_Trecho do documento_
/---

Entretanto, a conclusão mais chocante do episódio mexicano é que a lógica do desenvolvimento dos planos “modernizantes” leva, inexoravelmente, ao aprofundamento da dependência do país periférico ao país central, atingindo o nível de anexação econômica. Isso é comprovado pelo peso das “garantias” que a superpotência do Norte exige do México, depois da promessa de ajuda de US$ 50 bilhões que, na verdade, teve como objetivo atender aos interesses dos grandes investidores e livrar da bancarrota as “economias emergentes”, qualificação pomposa para esconder o verdadeiro caráter subordinado e complementar dessas experiências.

“A mudança almejada pelas forças do progresso não se confunde com a tal “modernização”.

Desse modo, o mérito e a extensão da derrocada mexicana atestam não só que as razões dos projetos em aplicação na América Latina são as mesmas, produtos da onda neoliberal, como também – e o que é mais importante – que a interligação entre tais projetos e a sua sujeição ao centro de poder globalizante vêm sendo cada mais velozes e avassaladoras do que é previsível. Em recente entrevista a Les Échos, Michel Camdessus, diretor-gerente do FMI, afirma: “a crise mexicana é mundial e prenuncia outras que poderão acontecer em todos os continentes”.

\---

_Registros de dados_
/---

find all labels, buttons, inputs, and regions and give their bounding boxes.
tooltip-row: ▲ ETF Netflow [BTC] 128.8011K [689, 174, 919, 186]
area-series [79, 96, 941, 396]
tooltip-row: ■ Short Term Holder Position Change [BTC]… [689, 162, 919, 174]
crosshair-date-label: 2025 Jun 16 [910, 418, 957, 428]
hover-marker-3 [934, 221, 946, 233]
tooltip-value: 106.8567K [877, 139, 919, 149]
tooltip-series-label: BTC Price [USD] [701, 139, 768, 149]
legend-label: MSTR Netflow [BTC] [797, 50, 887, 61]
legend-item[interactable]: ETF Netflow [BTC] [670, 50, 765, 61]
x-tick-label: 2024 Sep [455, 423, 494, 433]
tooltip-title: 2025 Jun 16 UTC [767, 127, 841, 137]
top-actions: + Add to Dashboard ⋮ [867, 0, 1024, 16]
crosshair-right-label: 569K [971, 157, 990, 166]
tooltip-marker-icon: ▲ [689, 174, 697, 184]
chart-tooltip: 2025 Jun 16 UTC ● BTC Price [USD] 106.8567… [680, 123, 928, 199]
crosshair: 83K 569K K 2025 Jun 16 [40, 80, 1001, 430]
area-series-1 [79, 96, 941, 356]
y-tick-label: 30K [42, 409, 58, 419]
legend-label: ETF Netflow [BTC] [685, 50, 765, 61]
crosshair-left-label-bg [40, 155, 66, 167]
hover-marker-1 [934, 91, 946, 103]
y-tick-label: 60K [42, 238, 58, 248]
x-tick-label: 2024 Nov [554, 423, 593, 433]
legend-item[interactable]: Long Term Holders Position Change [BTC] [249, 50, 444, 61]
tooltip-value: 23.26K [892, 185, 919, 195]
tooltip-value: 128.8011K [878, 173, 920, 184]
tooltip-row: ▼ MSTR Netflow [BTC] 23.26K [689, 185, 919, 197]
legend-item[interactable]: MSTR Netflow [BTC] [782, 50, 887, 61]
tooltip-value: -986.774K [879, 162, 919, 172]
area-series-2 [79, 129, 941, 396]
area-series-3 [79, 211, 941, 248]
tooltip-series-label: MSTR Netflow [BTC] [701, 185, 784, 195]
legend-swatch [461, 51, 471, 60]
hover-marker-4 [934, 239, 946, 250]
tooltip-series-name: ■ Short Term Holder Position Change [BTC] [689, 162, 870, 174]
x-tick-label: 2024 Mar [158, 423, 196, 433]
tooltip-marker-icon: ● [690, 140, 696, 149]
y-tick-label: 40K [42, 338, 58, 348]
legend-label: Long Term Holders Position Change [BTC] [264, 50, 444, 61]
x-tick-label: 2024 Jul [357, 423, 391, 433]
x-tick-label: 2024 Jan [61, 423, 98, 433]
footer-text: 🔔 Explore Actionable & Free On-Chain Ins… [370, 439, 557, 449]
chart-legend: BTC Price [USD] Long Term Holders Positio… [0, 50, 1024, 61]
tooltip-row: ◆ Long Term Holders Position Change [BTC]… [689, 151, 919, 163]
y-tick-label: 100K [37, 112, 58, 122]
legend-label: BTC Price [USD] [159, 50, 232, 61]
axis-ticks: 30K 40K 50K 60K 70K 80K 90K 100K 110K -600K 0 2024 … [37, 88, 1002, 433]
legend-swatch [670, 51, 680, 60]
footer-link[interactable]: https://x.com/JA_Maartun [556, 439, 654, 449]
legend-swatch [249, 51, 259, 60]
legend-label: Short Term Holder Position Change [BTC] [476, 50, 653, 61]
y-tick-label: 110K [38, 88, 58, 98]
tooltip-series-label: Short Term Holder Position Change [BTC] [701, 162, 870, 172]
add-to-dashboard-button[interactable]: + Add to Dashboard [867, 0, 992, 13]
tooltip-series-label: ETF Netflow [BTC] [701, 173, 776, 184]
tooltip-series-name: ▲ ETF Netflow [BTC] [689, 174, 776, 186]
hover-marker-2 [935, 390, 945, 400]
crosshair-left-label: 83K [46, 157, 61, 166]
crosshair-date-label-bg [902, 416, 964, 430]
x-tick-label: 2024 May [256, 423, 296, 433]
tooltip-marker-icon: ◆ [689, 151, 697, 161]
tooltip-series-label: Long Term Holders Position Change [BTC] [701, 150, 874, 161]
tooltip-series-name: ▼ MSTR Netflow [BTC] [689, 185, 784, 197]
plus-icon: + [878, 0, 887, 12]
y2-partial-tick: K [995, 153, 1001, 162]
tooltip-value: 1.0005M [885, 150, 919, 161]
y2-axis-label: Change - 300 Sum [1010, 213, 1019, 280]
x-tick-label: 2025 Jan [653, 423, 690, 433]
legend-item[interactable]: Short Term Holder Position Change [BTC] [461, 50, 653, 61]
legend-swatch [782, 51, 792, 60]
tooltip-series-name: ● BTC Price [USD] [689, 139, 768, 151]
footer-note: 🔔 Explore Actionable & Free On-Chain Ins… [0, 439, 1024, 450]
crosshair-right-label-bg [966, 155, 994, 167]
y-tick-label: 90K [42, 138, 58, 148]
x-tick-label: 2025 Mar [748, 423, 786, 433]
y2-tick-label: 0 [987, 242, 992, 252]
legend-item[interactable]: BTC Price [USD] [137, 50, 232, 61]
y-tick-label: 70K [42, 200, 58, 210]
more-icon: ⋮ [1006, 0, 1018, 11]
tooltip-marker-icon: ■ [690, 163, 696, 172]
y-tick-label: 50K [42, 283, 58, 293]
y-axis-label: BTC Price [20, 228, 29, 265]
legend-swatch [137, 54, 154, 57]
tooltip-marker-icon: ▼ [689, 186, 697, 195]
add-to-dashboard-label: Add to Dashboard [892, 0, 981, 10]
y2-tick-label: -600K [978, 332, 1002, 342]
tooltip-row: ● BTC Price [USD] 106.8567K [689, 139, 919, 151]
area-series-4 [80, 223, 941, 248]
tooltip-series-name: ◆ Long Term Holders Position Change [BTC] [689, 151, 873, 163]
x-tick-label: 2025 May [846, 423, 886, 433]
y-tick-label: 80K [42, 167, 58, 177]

\---

_Exercícios propostos_
**A.** Traduza para o inglês esta frase do texto sobre a crise mexicana: "Entretanto, a conclusão mais chocante do episódio mexicano é que a lógica do desenvolvimento dos planos “modernizantes” leva, inexoravelmente, ao aprofundamento da dependência do país periférico ao país central, atingindo o nível de anexação econômica."
**B.** Devolva, sem nenhuma alteração, toda a parte do texto sobre a crise mexicana que vai desde "Entretanto, a conclusão" até "complementar dessas experiências.".

_Respostas numeradas_
**A.** However, the most shocking conclusion of the Mexican episode is that the logic of developing the “modernizing” plans inexorably leads to a deepening of the peripheral country's dependence on the central country, reaching the level of economic annexation.

**B.**
Entretanto, a conclusão mais chocante do episódio mexicano é que a lógica do desenvolvimento dos planos “modernizantes” leva, inexoravelmente, ao aprofundamento da dependência do país periférico ao país central, atingindo o nível de anexação econômica. Isso é comprovado pelo peso das “garantias” que a superpotência do Norte exige do México, depois da promessa de ajuda de US$ 50 bilhões que, na verdade, teve como objetivo atender aos interesses dos grandes investidores e livrar da bancarrota as “economias emergentes”, qualificação pomposa para esconder o verdadeiro caráter subordinado e complementar dessas experiências.